Produce an exact transcription of the listing below, omitting the pictures.

(Data entries)
==============================
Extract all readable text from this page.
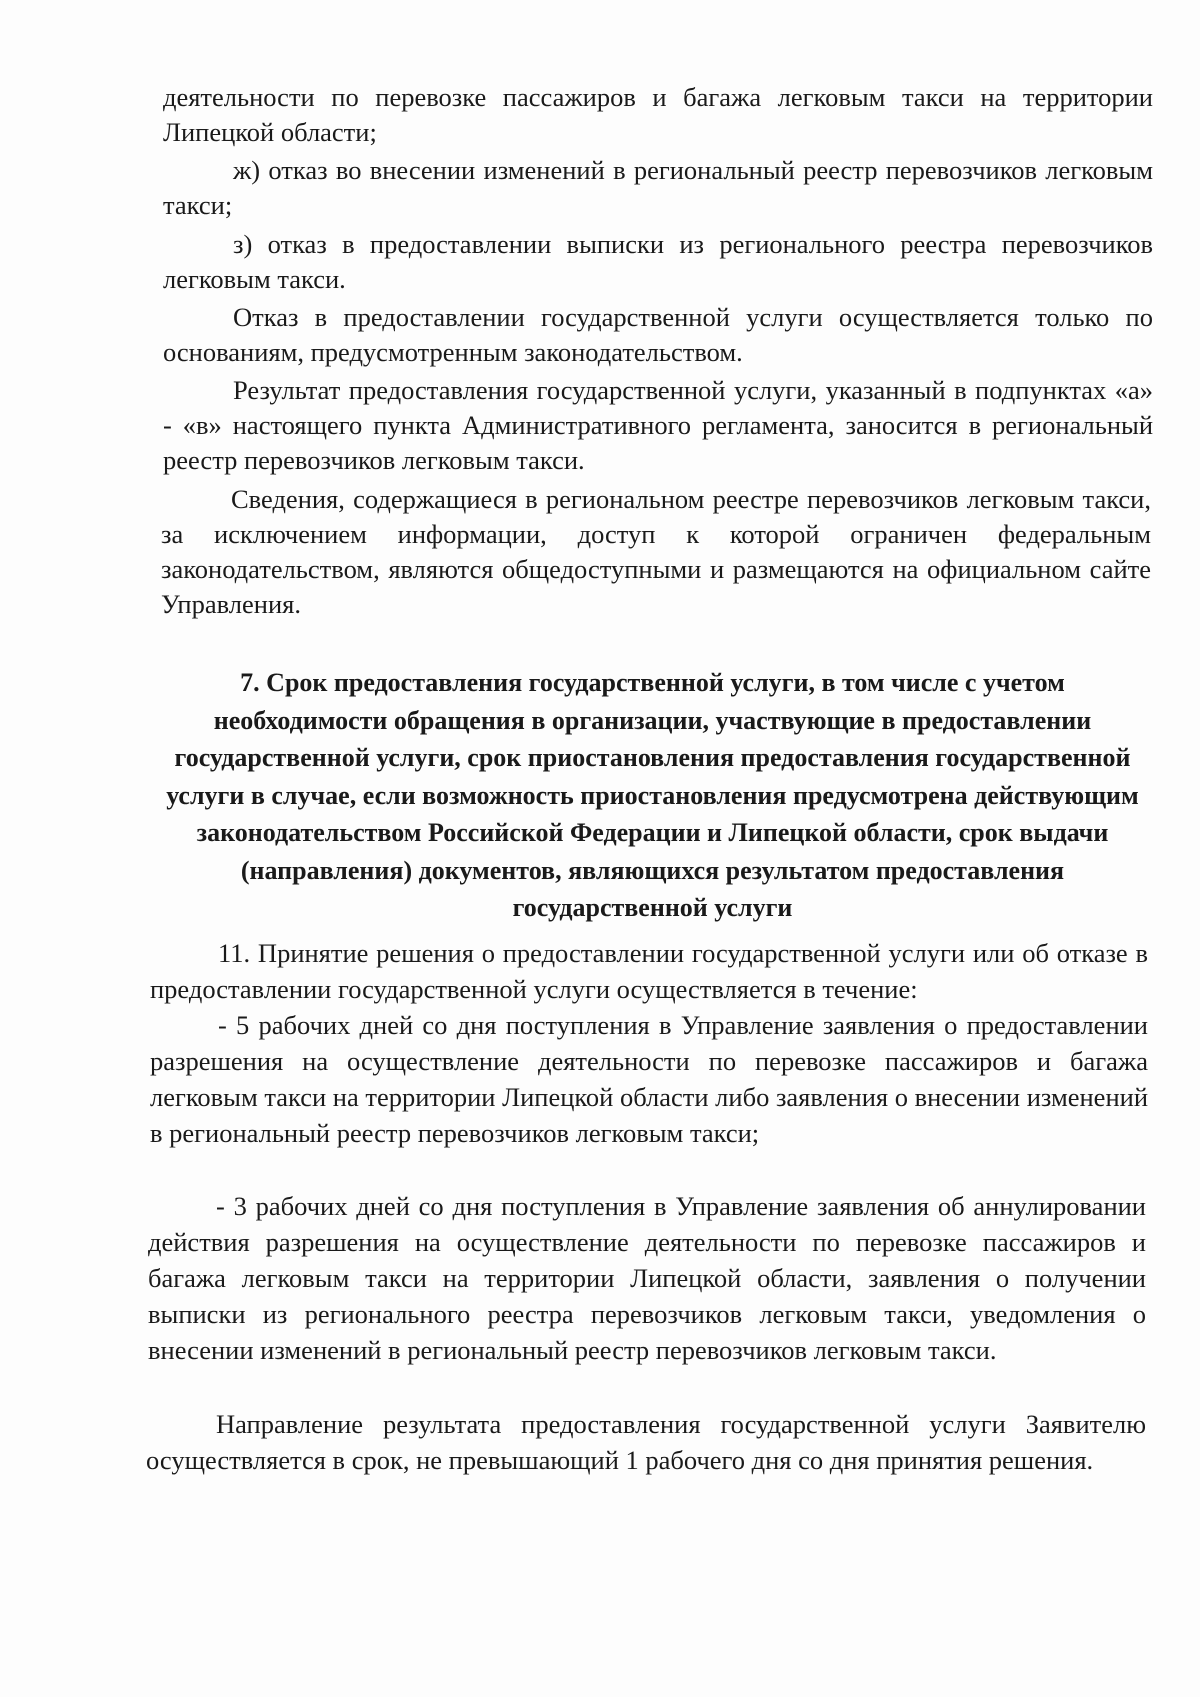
деятельности по перевозке пассажиров и багажа легковым такси на территории Липецкой области;

ж) отказ во внесении изменений в региональный реестр перевозчиков легковым такси;

з) отказ в предоставлении выписки из регионального реестра перевозчиков легковым такси.

Отказ в предоставлении государственной услуги осуществляется только по основаниям, предусмотренным законодательством.

Результат предоставления государственной услуги, указанный в подпунктах «а» - «в» настоящего пункта Административного регламента, заносится в региональный реестр перевозчиков легковым такси.

Сведения, содержащиеся в региональном реестре перевозчиков легковым такси, за исключением информации, доступ к которой ограничен федеральным законодательством, являются общедоступными и размещаются на официальном сайте Управления.

7. Срок предоставления государственной услуги, в том числе с учетом необходимости обращения в организации, участвующие в предоставлении государственной услуги, срок приостановления предоставления государственной услуги в случае, если возможность приостановления предусмотрена действующим законодательством Российской Федерации и Липецкой области, срок выдачи (направления) документов, являющихся результатом предоставления государственной услуги

11. Принятие решения о предоставлении государственной услуги или об отказе в предоставлении государственной услуги осуществляется в течение:

- 5 рабочих дней со дня поступления в Управление заявления о предоставлении разрешения на осуществление деятельности по перевозке пассажиров и багажа легковым такси на территории Липецкой области либо заявления о внесении изменений в региональный реестр перевозчиков легковым такси;

- 3 рабочих дней со дня поступления в Управление заявления об аннулировании действия разрешения на осуществление деятельности по перевозке пассажиров и багажа легковым такси на территории Липецкой области, заявления о получении выписки из регионального реестра перевозчиков легковым такси, уведомления о внесении изменений в региональный реестр перевозчиков легковым такси.

Направление результата предоставления государственной услуги Заявителю осуществляется в срок, не превышающий 1 рабочего дня со дня принятия решения.
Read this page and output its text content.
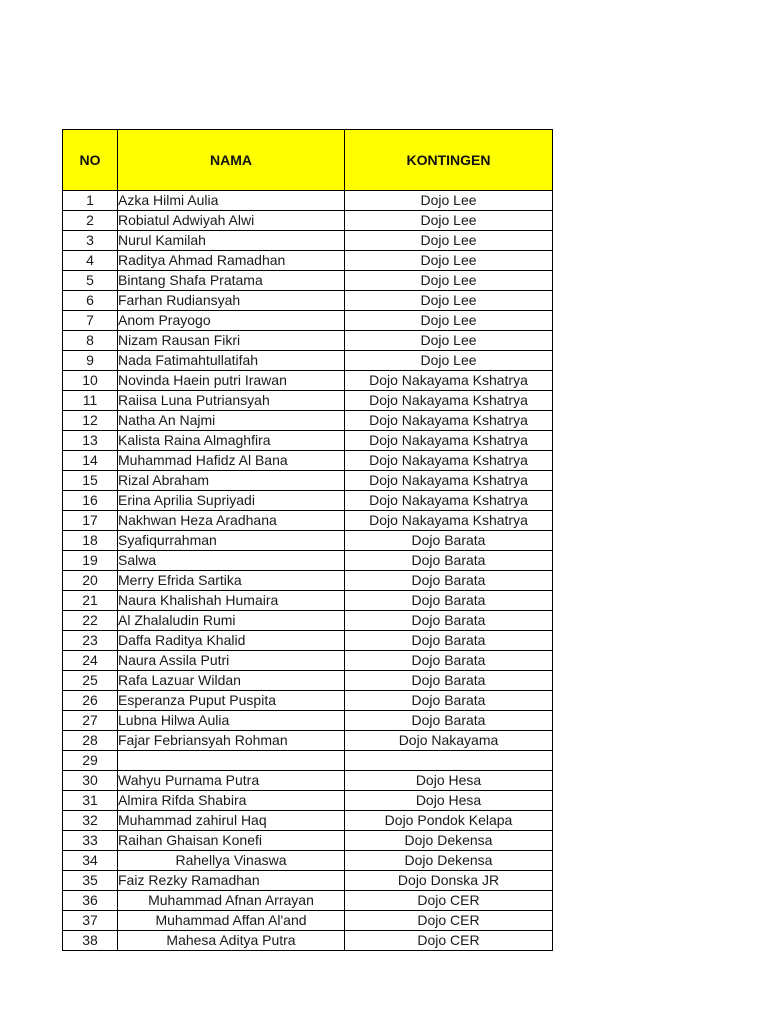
NO	NAMA	KONTINGEN
1	Azka Hilmi Aulia	Dojo Lee
2	Robiatul Adwiyah Alwi	Dojo Lee
3	Nurul Kamilah	Dojo Lee
4	Raditya Ahmad Ramadhan	Dojo Lee
5	Bintang Shafa Pratama	Dojo Lee
6	Farhan Rudiansyah	Dojo Lee
7	Anom Prayogo	Dojo Lee
8	Nizam Rausan Fikri	Dojo Lee
9	Nada Fatimahtullatifah	Dojo Lee
10	Novinda Haein putri Irawan	Dojo Nakayama Kshatrya
11	Raiisa Luna Putriansyah	Dojo Nakayama Kshatrya
12	Natha An Najmi	Dojo Nakayama Kshatrya
13	Kalista Raina Almaghfira	Dojo Nakayama Kshatrya
14	Muhammad Hafidz Al Bana	Dojo Nakayama Kshatrya
15	Rizal Abraham	Dojo Nakayama Kshatrya
16	Erina Aprilia Supriyadi	Dojo Nakayama Kshatrya
17	Nakhwan Heza Aradhana	Dojo Nakayama Kshatrya
18	Syafiqurrahman	Dojo Barata
19	Salwa	Dojo Barata
20	Merry Efrida Sartika	Dojo Barata
21	Naura Khalishah Humaira	Dojo Barata
22	Al Zhalaludin Rumi	Dojo Barata
23	Daffa Raditya Khalid	Dojo Barata
24	Naura Assila Putri	Dojo Barata
25	Rafa Lazuar Wildan	Dojo Barata
26	Esperanza Puput Puspita	Dojo Barata
27	Lubna Hilwa Aulia	Dojo Barata
28	Fajar Febriansyah Rohman	Dojo Nakayama
29		
30	Wahyu Purnama Putra	Dojo Hesa
31	Almira Rifda Shabira	Dojo Hesa
32	Muhammad zahirul Haq	Dojo Pondok Kelapa
33	Raihan Ghaisan Konefi	Dojo Dekensa
34	Rahellya Vinaswa	Dojo Dekensa
35	Faiz Rezky Ramadhan	Dojo Donska JR
36	Muhammad Afnan Arrayan	Dojo CER
37	Muhammad Affan Al'and	Dojo CER
38	Mahesa Aditya Putra	Dojo CER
==============================
--- SOLUTION ---
Extract all readable text from this page.
деятельности по перевозке пассажиров и багажа легковым такси на территории Липецкой области;

ж) отказ во внесении изменений в региональный реестр перевозчиков легковым такси;

з) отказ в предоставлении выписки из регионального реестра перевозчиков легковым такси.

Отказ в предоставлении государственной услуги осуществляется только по основаниям, предусмотренным законодательством.

Результат предоставления государственной услуги, указанный в подпунктах «а» - «в» настоящего пункта Административного регламента, заносится в региональный реестр перевозчиков легковым такси.

Сведения, содержащиеся в региональном реестре перевозчиков легковым такси, за исключением информации, доступ к которой ограничен федеральным законодательством, являются общедоступными и размещаются на официальном сайте Управления.

7. Срок предоставления государственной услуги, в том числе с учетом необходимости обращения в организации, участвующие в предоставлении государственной услуги, срок приостановления предоставления государственной услуги в случае, если возможность приостановления предусмотрена действующим законодательством Российской Федерации и Липецкой области, срок выдачи (направления) документов, являющихся результатом предоставления государственной услуги

11. Принятие решения о предоставлении государственной услуги или об отказе в предоставлении государственной услуги осуществляется в течение:

- 5 рабочих дней со дня поступления в Управление заявления о предоставлении разрешения на осуществление деятельности по перевозке пассажиров и багажа легковым такси на территории Липецкой области либо заявления о внесении изменений в региональный реестр перевозчиков легковым такси;

- 3 рабочих дней со дня поступления в Управление заявления об аннулировании действия разрешения на осуществление деятельности по перевозке пассажиров и багажа легковым такси на территории Липецкой области, заявления о получении выписки из регионального реестра перевозчиков легковым такси, уведомления о внесении изменений в региональный реестр перевозчиков легковым такси.

Направление результата предоставления государственной услуги Заявителю осуществляется в срок, не превышающий 1 рабочего дня со дня принятия решения.
Read this page and output its text content.
NO	NAMA	KONTINGEN
1	Azka Hilmi Aulia	Dojo Lee
2	Robiatul Adwiyah Alwi	Dojo Lee
3	Nurul Kamilah	Dojo Lee
4	Raditya Ahmad Ramadhan	Dojo Lee
5	Bintang Shafa Pratama	Dojo Lee
6	Farhan Rudiansyah	Dojo Lee
7	Anom Prayogo	Dojo Lee
8	Nizam Rausan Fikri	Dojo Lee
9	Nada Fatimahtullatifah	Dojo Lee
10	Novinda Haein putri Irawan	Dojo Nakayama Kshatrya
11	Raiisa Luna Putriansyah	Dojo Nakayama Kshatrya
12	Natha An Najmi	Dojo Nakayama Kshatrya
13	Kalista Raina Almaghfira	Dojo Nakayama Kshatrya
14	Muhammad Hafidz Al Bana	Dojo Nakayama Kshatrya
15	Rizal Abraham	Dojo Nakayama Kshatrya
16	Erina Aprilia Supriyadi	Dojo Nakayama Kshatrya
17	Nakhwan Heza Aradhana	Dojo Nakayama Kshatrya
18	Syafiqurrahman	Dojo Barata
19	Salwa	Dojo Barata
20	Merry Efrida Sartika	Dojo Barata
21	Naura Khalishah Humaira	Dojo Barata
22	Al Zhalaludin Rumi	Dojo Barata
23	Daffa Raditya Khalid	Dojo Barata
24	Naura Assila Putri	Dojo Barata
25	Rafa Lazuar Wildan	Dojo Barata
26	Esperanza Puput Puspita	Dojo Barata
27	Lubna Hilwa Aulia	Dojo Barata
28	Fajar Febriansyah Rohman	Dojo Nakayama
29		
30	Wahyu Purnama Putra	Dojo Hesa
31	Almira Rifda Shabira	Dojo Hesa
32	Muhammad zahirul Haq	Dojo Pondok Kelapa
33	Raihan Ghaisan Konefi	Dojo Dekensa
34	Rahellya Vinaswa	Dojo Dekensa
35	Faiz Rezky Ramadhan	Dojo Donska JR
36	Muhammad Afnan Arrayan	Dojo CER
37	Muhammad Affan Al'and	Dojo CER
38	Mahesa Aditya Putra	Dojo CER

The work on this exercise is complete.